▼▼▼
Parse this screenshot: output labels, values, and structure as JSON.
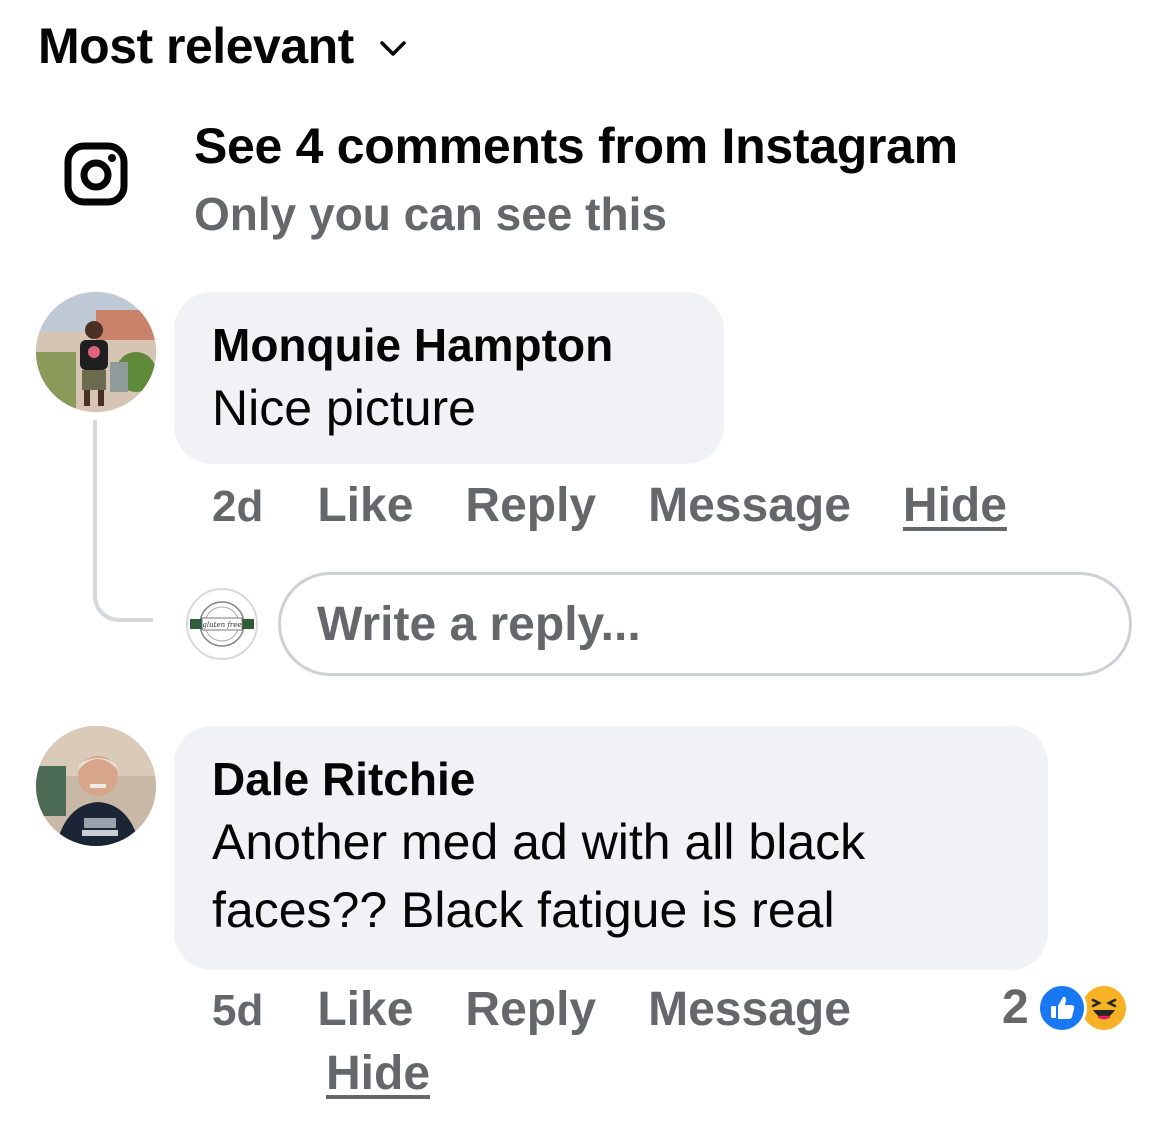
{
  "sort": {
    "label": "Most relevant"
  },
  "instagram": {
    "title": "See 4 comments from Instagram",
    "subtitle": "Only you can see this"
  },
  "comments": [
    {
      "author": "Monquie Hampton",
      "text": "Nice picture",
      "time": "2d",
      "actions": {
        "like": "Like",
        "reply": "Reply",
        "message": "Message",
        "hide": "Hide"
      }
    },
    {
      "author": "Dale Ritchie",
      "text": "Another med ad with all black faces?? Black fatigue is real",
      "time": "5d",
      "actions": {
        "like": "Like",
        "reply": "Reply",
        "message": "Message",
        "hide": "Hide"
      },
      "reactions": {
        "count": "2",
        "types": [
          "like-icon",
          "haha-icon"
        ]
      }
    }
  ],
  "reply_box": {
    "placeholder": "Write a reply...",
    "avatar_logo_text": "gluten free"
  },
  "colors": {
    "text": "#050505",
    "secondary": "#65676b",
    "bubble": "#f0f2f5",
    "like": "#1877f2",
    "haha": "#f7b125"
  }
}
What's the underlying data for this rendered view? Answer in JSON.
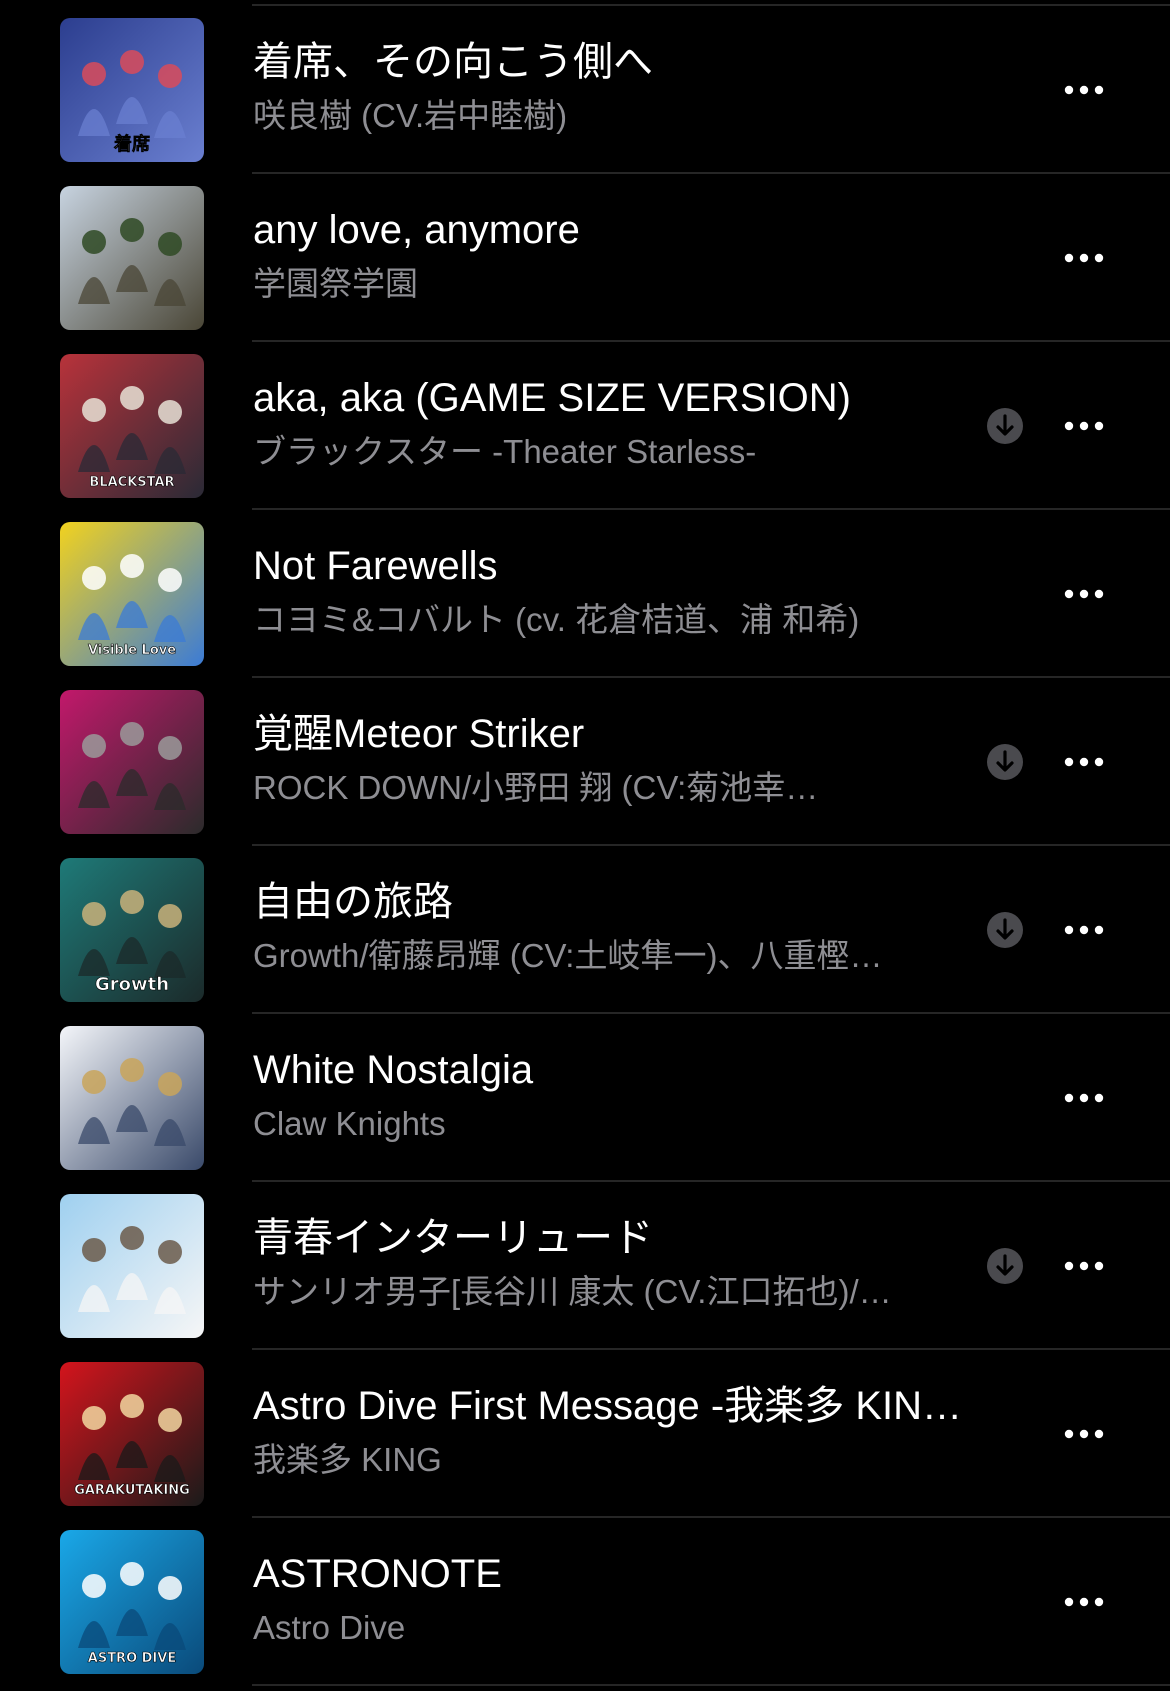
{
  "tracks": [
    {
      "title": "着席、その向こう側へ",
      "artist": "咲良樹 (CV.岩中睦樹)",
      "downloadable": false,
      "artwork": {
        "bg": "#2c3e8f",
        "bg2": "#6a7fd0",
        "accent": "#d94b5a",
        "text": "着席"
      }
    },
    {
      "title": "any love, anymore",
      "artist": "学園祭学園",
      "downloadable": false,
      "artwork": {
        "bg": "#c7d3e0",
        "bg2": "#4a4636",
        "accent": "#2f4a24",
        "text": ""
      }
    },
    {
      "title": "aka, aka (GAME SIZE VERSION)",
      "artist": "ブラックスター -Theater Starless-",
      "downloadable": true,
      "artwork": {
        "bg": "#b8323a",
        "bg2": "#2a2a36",
        "accent": "#e8e2d6",
        "text": "BLACKSTAR"
      }
    },
    {
      "title": "Not Farewells",
      "artist": "コヨミ&コバルト (cv. 花倉桔道、浦 和希)",
      "downloadable": false,
      "artwork": {
        "bg": "#f2d21e",
        "bg2": "#3b7bd6",
        "accent": "#ffffff",
        "text": "Visible Love"
      }
    },
    {
      "title": "覚醒Meteor Striker",
      "artist": "ROCK DOWN/小野田 翔 (CV:菊池幸…",
      "downloadable": true,
      "artwork": {
        "bg": "#c2186b",
        "bg2": "#2b2b2b",
        "accent": "#9a9a9a",
        "text": ""
      }
    },
    {
      "title": "自由の旅路",
      "artist": "Growth/衛藤昂輝 (CV:土岐隼一)、八重樫…",
      "downloadable": true,
      "artwork": {
        "bg": "#1e7a78",
        "bg2": "#1b2a2a",
        "accent": "#c9b27a",
        "text": "Growth"
      }
    },
    {
      "title": "White Nostalgia",
      "artist": "Claw Knights",
      "downloadable": false,
      "artwork": {
        "bg": "#f4f6fa",
        "bg2": "#3a4a6a",
        "accent": "#c9a45a",
        "text": ""
      }
    },
    {
      "title": "青春インターリュード",
      "artist": "サンリオ男子[長谷川 康太 (CV.江口拓也)/…",
      "downloadable": true,
      "artwork": {
        "bg": "#9fd0f0",
        "bg2": "#f6f6f6",
        "accent": "#6b5a4a",
        "text": ""
      }
    },
    {
      "title": "Astro Dive First Message -我楽多 KIN…",
      "artist": "我楽多 KING",
      "downloadable": false,
      "artwork": {
        "bg": "#d4141c",
        "bg2": "#1a1a1a",
        "accent": "#f2d7a0",
        "text": "GARAKUTAKING"
      }
    },
    {
      "title": "ASTRONOTE",
      "artist": "Astro Dive",
      "downloadable": false,
      "artwork": {
        "bg": "#1aa8e8",
        "bg2": "#0a4a7a",
        "accent": "#ffffff",
        "text": "ASTRO DIVE"
      }
    }
  ],
  "icons": {
    "download": "arrow-down-circle-icon",
    "more": "ellipsis-icon"
  },
  "colors": {
    "background": "#000000",
    "title": "#ffffff",
    "subtitle": "#8e8e93",
    "divider": "#262626",
    "download_icon": "#4a4a4e"
  }
}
▲▲▲
▶ _The task_: Give every record again exactly, apart from the pictures, which stay out.

▶ _Finished exercise_:
Parse this screenshot: output labels, values, and structure as JSON.
{
  "sort": {
    "label": "Most relevant"
  },
  "instagram": {
    "title": "See 4 comments from Instagram",
    "subtitle": "Only you can see this"
  },
  "comments": [
    {
      "author": "Monquie Hampton",
      "text": "Nice picture",
      "time": "2d",
      "actions": {
        "like": "Like",
        "reply": "Reply",
        "message": "Message",
        "hide": "Hide"
      }
    },
    {
      "author": "Dale Ritchie",
      "text": "Another med ad with all black faces?? Black fatigue is real",
      "time": "5d",
      "actions": {
        "like": "Like",
        "reply": "Reply",
        "message": "Message",
        "hide": "Hide"
      },
      "reactions": {
        "count": "2",
        "types": [
          "like-icon",
          "haha-icon"
        ]
      }
    }
  ],
  "reply_box": {
    "placeholder": "Write a reply...",
    "avatar_logo_text": "gluten free"
  },
  "colors": {
    "text": "#050505",
    "secondary": "#65676b",
    "bubble": "#f0f2f5",
    "like": "#1877f2",
    "haha": "#f7b125"
  }
}
What's the underlying data for this rendered view? Answer in JSON.
{
  "tracks": [
    {
      "title": "着席、その向こう側へ",
      "artist": "咲良樹 (CV.岩中睦樹)",
      "downloadable": false,
      "artwork": {
        "bg": "#2c3e8f",
        "bg2": "#6a7fd0",
        "accent": "#d94b5a",
        "text": "着席"
      }
    },
    {
      "title": "any love, anymore",
      "artist": "学園祭学園",
      "downloadable": false,
      "artwork": {
        "bg": "#c7d3e0",
        "bg2": "#4a4636",
        "accent": "#2f4a24",
        "text": ""
      }
    },
    {
      "title": "aka, aka (GAME SIZE VERSION)",
      "artist": "ブラックスター -Theater Starless-",
      "downloadable": true,
      "artwork": {
        "bg": "#b8323a",
        "bg2": "#2a2a36",
        "accent": "#e8e2d6",
        "text": "BLACKSTAR"
      }
    },
    {
      "title": "Not Farewells",
      "artist": "コヨミ&コバルト (cv. 花倉桔道、浦 和希)",
      "downloadable": false,
      "artwork": {
        "bg": "#f2d21e",
        "bg2": "#3b7bd6",
        "accent": "#ffffff",
        "text": "Visible Love"
      }
    },
    {
      "title": "覚醒Meteor Striker",
      "artist": "ROCK DOWN/小野田 翔 (CV:菊池幸…",
      "downloadable": true,
      "artwork": {
        "bg": "#c2186b",
        "bg2": "#2b2b2b",
        "accent": "#9a9a9a",
        "text": ""
      }
    },
    {
      "title": "自由の旅路",
      "artist": "Growth/衛藤昂輝 (CV:土岐隼一)、八重樫…",
      "downloadable": true,
      "artwork": {
        "bg": "#1e7a78",
        "bg2": "#1b2a2a",
        "accent": "#c9b27a",
        "text": "Growth"
      }
    },
    {
      "title": "White Nostalgia",
      "artist": "Claw Knights",
      "downloadable": false,
      "artwork": {
        "bg": "#f4f6fa",
        "bg2": "#3a4a6a",
        "accent": "#c9a45a",
        "text": ""
      }
    },
    {
      "title": "青春インターリュード",
      "artist": "サンリオ男子[長谷川 康太 (CV.江口拓也)/…",
      "downloadable": true,
      "artwork": {
        "bg": "#9fd0f0",
        "bg2": "#f6f6f6",
        "accent": "#6b5a4a",
        "text": ""
      }
    },
    {
      "title": "Astro Dive First Message -我楽多 KIN…",
      "artist": "我楽多 KING",
      "downloadable": false,
      "artwork": {
        "bg": "#d4141c",
        "bg2": "#1a1a1a",
        "accent": "#f2d7a0",
        "text": "GARAKUTAKING"
      }
    },
    {
      "title": "ASTRONOTE",
      "artist": "Astro Dive",
      "downloadable": false,
      "artwork": {
        "bg": "#1aa8e8",
        "bg2": "#0a4a7a",
        "accent": "#ffffff",
        "text": "ASTRO DIVE"
      }
    }
  ],
  "icons": {
    "download": "arrow-down-circle-icon",
    "more": "ellipsis-icon"
  },
  "colors": {
    "background": "#000000",
    "title": "#ffffff",
    "subtitle": "#8e8e93",
    "divider": "#262626",
    "download_icon": "#4a4a4e"
  }
}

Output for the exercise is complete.